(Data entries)
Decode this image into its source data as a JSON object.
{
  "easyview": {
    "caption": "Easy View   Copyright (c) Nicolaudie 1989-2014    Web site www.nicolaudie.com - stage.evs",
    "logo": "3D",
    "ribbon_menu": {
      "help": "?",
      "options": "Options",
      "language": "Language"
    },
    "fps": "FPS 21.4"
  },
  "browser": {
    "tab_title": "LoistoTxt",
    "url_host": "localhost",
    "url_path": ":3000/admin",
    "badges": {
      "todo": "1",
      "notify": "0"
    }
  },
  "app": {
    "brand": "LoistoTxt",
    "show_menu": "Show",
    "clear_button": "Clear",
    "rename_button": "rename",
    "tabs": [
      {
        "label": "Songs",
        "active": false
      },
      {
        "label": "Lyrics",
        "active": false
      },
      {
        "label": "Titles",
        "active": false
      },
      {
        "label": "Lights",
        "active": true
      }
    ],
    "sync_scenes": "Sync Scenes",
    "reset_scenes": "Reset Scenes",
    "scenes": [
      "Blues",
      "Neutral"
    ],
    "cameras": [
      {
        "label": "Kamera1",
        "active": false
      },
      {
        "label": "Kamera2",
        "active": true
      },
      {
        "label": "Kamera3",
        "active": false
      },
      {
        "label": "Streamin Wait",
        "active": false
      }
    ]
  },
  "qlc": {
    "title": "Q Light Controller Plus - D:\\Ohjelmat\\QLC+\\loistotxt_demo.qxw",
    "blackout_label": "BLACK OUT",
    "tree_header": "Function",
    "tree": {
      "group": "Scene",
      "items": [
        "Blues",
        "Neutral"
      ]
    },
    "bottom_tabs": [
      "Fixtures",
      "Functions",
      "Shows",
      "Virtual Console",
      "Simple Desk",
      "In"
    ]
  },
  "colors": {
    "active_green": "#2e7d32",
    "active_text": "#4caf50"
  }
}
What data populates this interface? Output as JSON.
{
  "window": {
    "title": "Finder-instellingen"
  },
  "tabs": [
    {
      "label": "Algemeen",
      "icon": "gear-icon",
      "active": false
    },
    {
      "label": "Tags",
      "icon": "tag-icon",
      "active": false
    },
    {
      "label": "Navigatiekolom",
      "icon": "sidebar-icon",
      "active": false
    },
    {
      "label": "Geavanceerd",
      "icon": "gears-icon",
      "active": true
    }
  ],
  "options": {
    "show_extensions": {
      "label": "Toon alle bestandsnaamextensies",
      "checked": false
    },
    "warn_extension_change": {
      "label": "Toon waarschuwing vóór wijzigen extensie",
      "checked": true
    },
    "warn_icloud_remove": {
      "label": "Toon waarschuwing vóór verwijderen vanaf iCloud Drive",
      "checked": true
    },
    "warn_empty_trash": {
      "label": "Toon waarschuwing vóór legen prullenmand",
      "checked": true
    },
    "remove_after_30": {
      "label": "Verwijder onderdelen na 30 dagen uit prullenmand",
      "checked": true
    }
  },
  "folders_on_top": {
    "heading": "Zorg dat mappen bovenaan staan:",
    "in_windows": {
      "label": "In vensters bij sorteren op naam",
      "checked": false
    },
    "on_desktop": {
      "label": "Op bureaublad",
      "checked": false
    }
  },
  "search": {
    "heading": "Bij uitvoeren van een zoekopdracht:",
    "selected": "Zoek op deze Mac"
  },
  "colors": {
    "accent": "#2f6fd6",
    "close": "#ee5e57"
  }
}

# TASK DIRECTIONS:
Copy the data above in full, character for character.

# WRITTEN SOLUTION:
Decode this image into its source data as a JSON object.
{
  "easyview": {
    "caption": "Easy View   Copyright (c) Nicolaudie 1989-2014    Web site www.nicolaudie.com - stage.evs",
    "logo": "3D",
    "ribbon_menu": {
      "help": "?",
      "options": "Options",
      "language": "Language"
    },
    "fps": "FPS 21.4"
  },
  "browser": {
    "tab_title": "LoistoTxt",
    "url_host": "localhost",
    "url_path": ":3000/admin",
    "badges": {
      "todo": "1",
      "notify": "0"
    }
  },
  "app": {
    "brand": "LoistoTxt",
    "show_menu": "Show",
    "clear_button": "Clear",
    "rename_button": "rename",
    "tabs": [
      {
        "label": "Songs",
        "active": false
      },
      {
        "label": "Lyrics",
        "active": false
      },
      {
        "label": "Titles",
        "active": false
      },
      {
        "label": "Lights",
        "active": true
      }
    ],
    "sync_scenes": "Sync Scenes",
    "reset_scenes": "Reset Scenes",
    "scenes": [
      "Blues",
      "Neutral"
    ],
    "cameras": [
      {
        "label": "Kamera1",
        "active": false
      },
      {
        "label": "Kamera2",
        "active": true
      },
      {
        "label": "Kamera3",
        "active": false
      },
      {
        "label": "Streamin Wait",
        "active": false
      }
    ]
  },
  "qlc": {
    "title": "Q Light Controller Plus - D:\\Ohjelmat\\QLC+\\loistotxt_demo.qxw",
    "blackout_label": "BLACK OUT",
    "tree_header": "Function",
    "tree": {
      "group": "Scene",
      "items": [
        "Blues",
        "Neutral"
      ]
    },
    "bottom_tabs": [
      "Fixtures",
      "Functions",
      "Shows",
      "Virtual Console",
      "Simple Desk",
      "In"
    ]
  },
  "colors": {
    "active_green": "#2e7d32",
    "active_text": "#4caf50"
  }
}
What data populates this interface? Output as JSON.
{
  "window": {
    "title": "Finder-instellingen"
  },
  "tabs": [
    {
      "label": "Algemeen",
      "icon": "gear-icon",
      "active": false
    },
    {
      "label": "Tags",
      "icon": "tag-icon",
      "active": false
    },
    {
      "label": "Navigatiekolom",
      "icon": "sidebar-icon",
      "active": false
    },
    {
      "label": "Geavanceerd",
      "icon": "gears-icon",
      "active": true
    }
  ],
  "options": {
    "show_extensions": {
      "label": "Toon alle bestandsnaamextensies",
      "checked": false
    },
    "warn_extension_change": {
      "label": "Toon waarschuwing vóór wijzigen extensie",
      "checked": true
    },
    "warn_icloud_remove": {
      "label": "Toon waarschuwing vóór verwijderen vanaf iCloud Drive",
      "checked": true
    },
    "warn_empty_trash": {
      "label": "Toon waarschuwing vóór legen prullenmand",
      "checked": true
    },
    "remove_after_30": {
      "label": "Verwijder onderdelen na 30 dagen uit prullenmand",
      "checked": true
    }
  },
  "folders_on_top": {
    "heading": "Zorg dat mappen bovenaan staan:",
    "in_windows": {
      "label": "In vensters bij sorteren op naam",
      "checked": false
    },
    "on_desktop": {
      "label": "Op bureaublad",
      "checked": false
    }
  },
  "search": {
    "heading": "Bij uitvoeren van een zoekopdracht:",
    "selected": "Zoek op deze Mac"
  },
  "colors": {
    "accent": "#2f6fd6",
    "close": "#ee5e57"
  }
}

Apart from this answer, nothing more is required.